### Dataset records
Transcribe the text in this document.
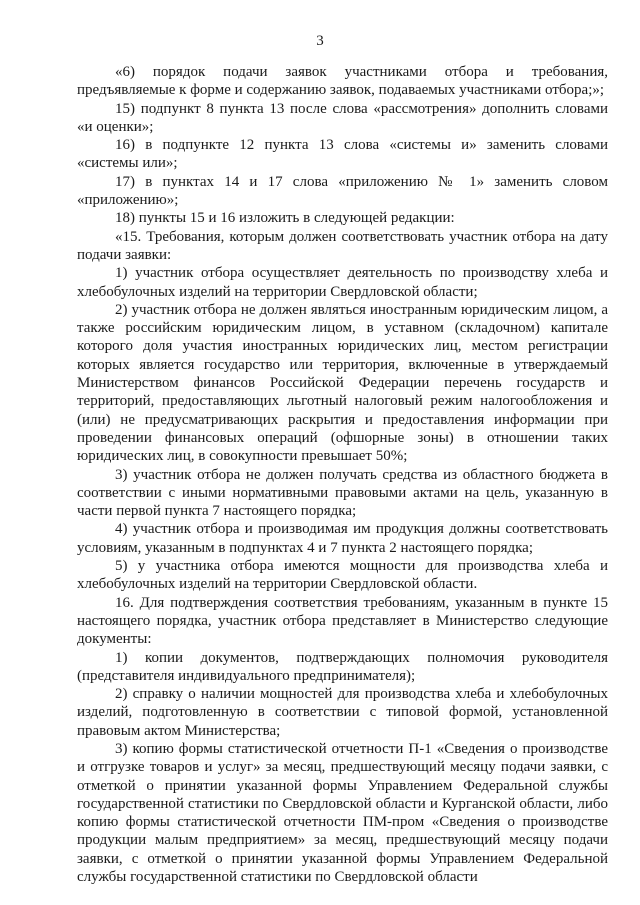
3

«6) порядок подачи заявок участниками отбора и требования, предъявляемые к форме и содержанию заявок, подаваемых участниками отбора;»;

15) подпункт 8 пункта 13 после слова «рассмотрения» дополнить словами «и оценки»;

16) в подпункте 12 пункта 13 слова «системы и» заменить словами «системы или»;

17) в пунктах 14 и 17 слова «приложению № 1» заменить словом «приложению»;

18) пункты 15 и 16 изложить в следующей редакции:

«15. Требования, которым должен соответствовать участник отбора на дату подачи заявки:

1) участник отбора осуществляет деятельность по производству хлеба и хлебобулочных изделий на территории Свердловской области;

2) участник отбора не должен являться иностранным юридическим лицом, а также российским юридическим лицом, в уставном (складочном) капитале которого доля участия иностранных юридических лиц, местом регистрации которых является государство или территория, включенные в утверждаемый Министерством финансов Российской Федерации перечень государств и территорий, предоставляющих льготный налоговый режим налогообложения и (или) не предусматривающих раскрытия и предоставления информации при проведении финансовых операций (офшорные зоны) в отношении таких юридических лиц, в совокупности превышает 50%;

3) участник отбора не должен получать средства из областного бюджета в соответствии с иными нормативными правовыми актами на цель, указанную в части первой пункта 7 настоящего порядка;

4) участник отбора и производимая им продукция должны соответствовать условиям, указанным в подпунктах 4 и 7 пункта 2 настоящего порядка;

5) у участника отбора имеются мощности для производства хлеба и хлебобулочных изделий на территории Свердловской области.

16. Для подтверждения соответствия требованиям, указанным в пункте 15 настоящего порядка, участник отбора представляет в Министерство следующие документы:

1) копии документов, подтверждающих полномочия руководителя (представителя индивидуального предпринимателя);

2) справку о наличии мощностей для производства хлеба и хлебобулочных изделий, подготовленную в соответствии с типовой формой, установленной правовым актом Министерства;

3) копию формы статистической отчетности П-1 «Сведения о производстве и отгрузке товаров и услуг» за месяц, предшествующий месяцу подачи заявки, с отметкой о принятии указанной формы Управлением Федеральной службы государственной статистики по Свердловской области и Курганской области, либо копию формы статистической отчетности ПМ-пром «Сведения о производстве продукции малым предприятием» за месяц, предшествующий месяцу подачи заявки, с отметкой о принятии указанной формы Управлением Федеральной службы государственной статистики по Свердловской области
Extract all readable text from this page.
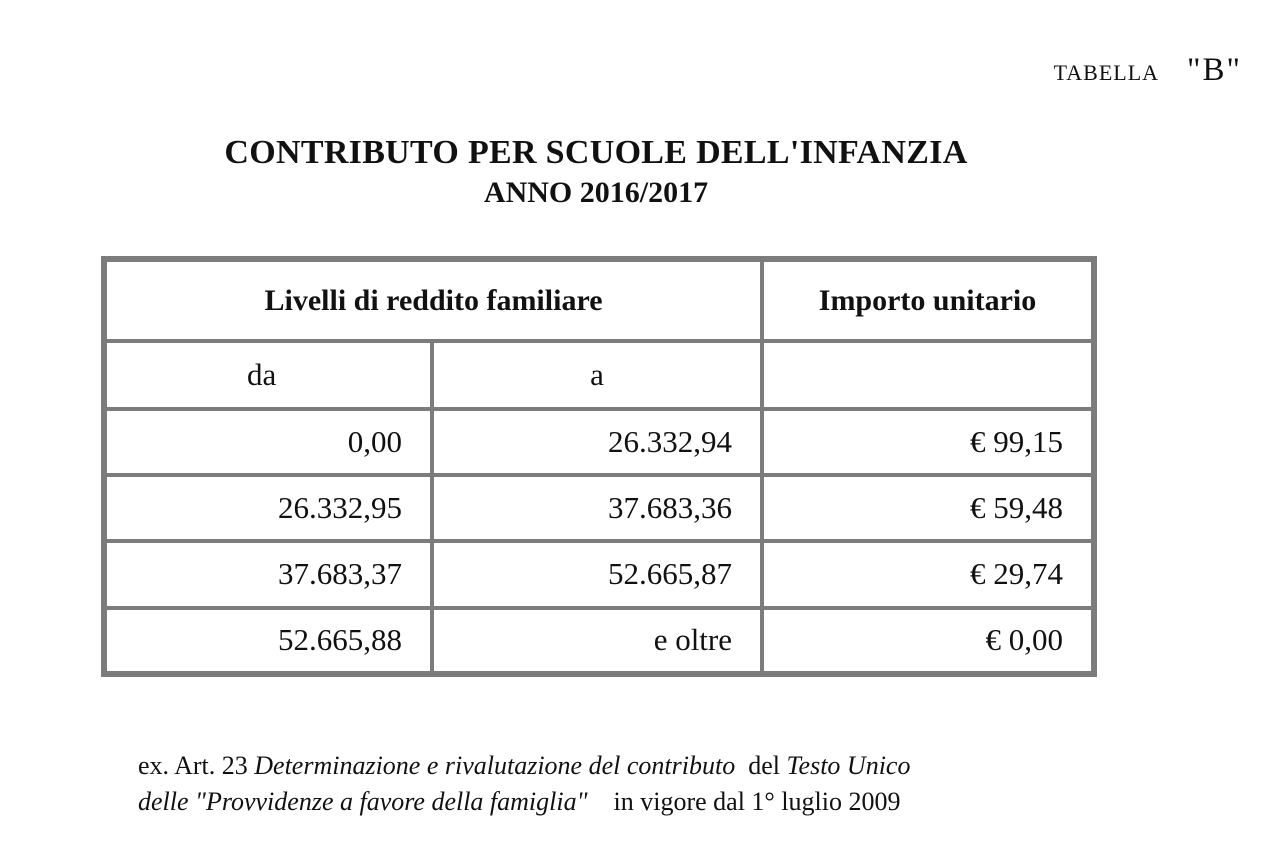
TABELLA "B"
CONTRIBUTO PER SCUOLE DELL'INFANZIA
ANNO 2016/2017
Livelli di reddito familiare		Importo unitario
da	a	
0,00	26.332,94	€ 99,15
26.332,95	37.683,36	€ 59,48
37.683,37	52.665,87	€ 29,74
52.665,88	e oltre	€ 0,00
ex. Art. 23 Determinazione e rivalutazione del contributo  del Testo Unico
delle "Provvidenze a favore della famiglia"    in vigore dal 1° luglio 2009
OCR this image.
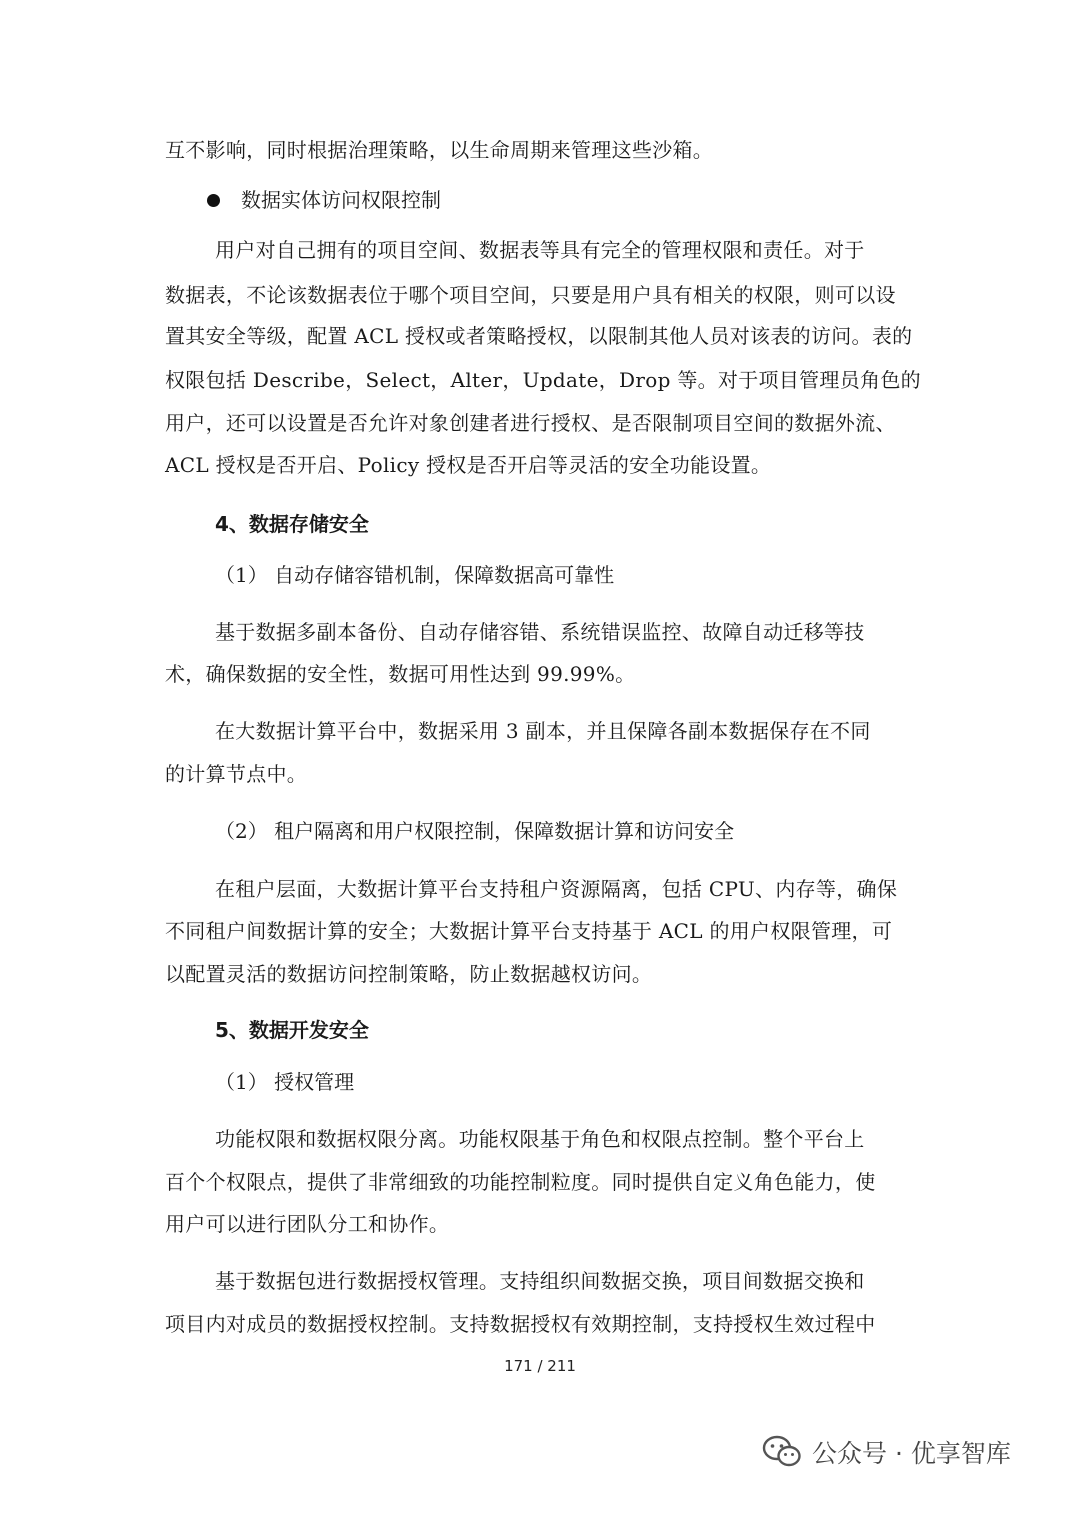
互不影响，同时根据治理策略，以生命周期来管理这些沙箱。
数据实体访问权限控制
用户对自己拥有的项目空间、数据表等具有完全的管理权限和责任。对于
数据表，不论该数据表位于哪个项目空间，只要是用户具有相关的权限，则可以设
置其安全等级，配置 ACL 授权或者策略授权，以限制其他人员对该表的访问。表的
权限包括 Describe，Select，Alter，Update，Drop 等。对于项目管理员角色的
用户，还可以设置是否允许对象创建者进行授权、是否限制项目空间的数据外流、
ACL 授权是否开启、Policy 授权是否开启等灵活的安全功能设置。
4、数据存储安全
（1） 自动存储容错机制，保障数据高可靠性
基于数据多副本备份、自动存储容错、系统错误监控、故障自动迁移等技
术，确保数据的安全性，数据可用性达到 99.99%。
在大数据计算平台中，数据采用 3 副本，并且保障各副本数据保存在不同
的计算节点中。
（2） 租户隔离和用户权限控制，保障数据计算和访问安全
在租户层面，大数据计算平台支持租户资源隔离，包括 CPU、内存等，确保
不同租户间数据计算的安全；大数据计算平台支持基于 ACL 的用户权限管理，可
以配置灵活的数据访问控制策略，防止数据越权访问。
5、数据开发安全
（1） 授权管理
功能权限和数据权限分离。功能权限基于角色和权限点控制。整个平台上
百个个权限点，提供了非常细致的功能控制粒度。同时提供自定义角色能力，使
用户可以进行团队分工和协作。
基于数据包进行数据授权管理。支持组织间数据交换，项目间数据交换和
项目内对成员的数据授权控制。支持数据授权有效期控制，支持授权生效过程中
171 / 211
公众号 · 优享智库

### Task objective
State how many lines of the listing hold the string "соответствии"; reply with the number and nothing else.

### Task answer
2